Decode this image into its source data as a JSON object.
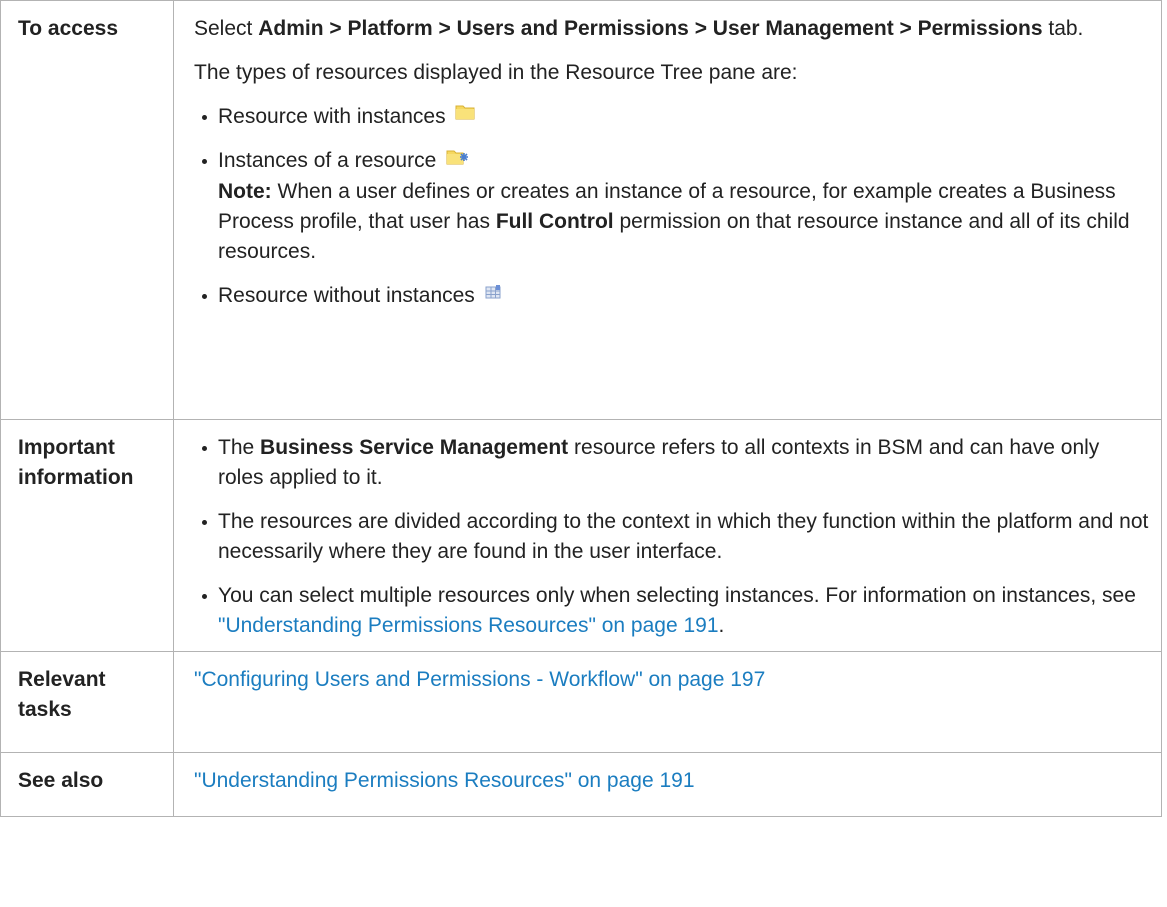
{
  "rows": [
    {
      "label": "To access",
      "access_prefix": "Select",
      "access_path": "Admin > Platform > Users and Permissions > User Management > Permissions",
      "access_suffix": "tab.",
      "intro": "The types of resources displayed in the Resource Tree pane are:",
      "items": [
        {
          "text": "Resource with instances",
          "icon": "folder-icon"
        },
        {
          "text": "Instances of a resource",
          "icon": "folder-instance-icon"
        },
        {
          "text": "Resource without instances",
          "icon": "resource-grid-icon"
        }
      ],
      "note_label": "Note:",
      "note_text_1": "When a user defines or creates an instance of a resource, for example creates a Business Process profile, that user has",
      "note_bold": "Full Control",
      "note_text_2": "permission on that resource instance and all of its child resources."
    },
    {
      "label": "Important information",
      "bullet1_prefix": "The",
      "bullet1_bold": "Business Service Management",
      "bullet1_suffix": "resource refers to all contexts in BSM and can have only roles applied to it.",
      "bullet2": "The resources are divided according to the context in which they function within the platform and not necessarily where they are found in the user interface.",
      "bullet3_text": "You can select multiple resources only when selecting instances. For information on instances, see",
      "bullet3_link": "\"Understanding Permissions Resources\" on page 191",
      "bullet3_end": "."
    },
    {
      "label": "Relevant tasks",
      "link": "\"Configuring Users and Permissions - Workflow\" on page 197"
    },
    {
      "label": "See also",
      "link": "\"Understanding Permissions Resources\" on page 191"
    }
  ],
  "colors": {
    "link": "#1b7dc0",
    "border": "#b3b3b3",
    "text": "#222222",
    "folder": "#f4d35e"
  }
}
********
Track down all lines above with the string "Users" and copy them.

Reply:
      "access_path": "Admin > Platform > Users and Permissions > User Management > Permissions",
      "link": "\"Configuring Users and Permissions - Workflow\" on page 197"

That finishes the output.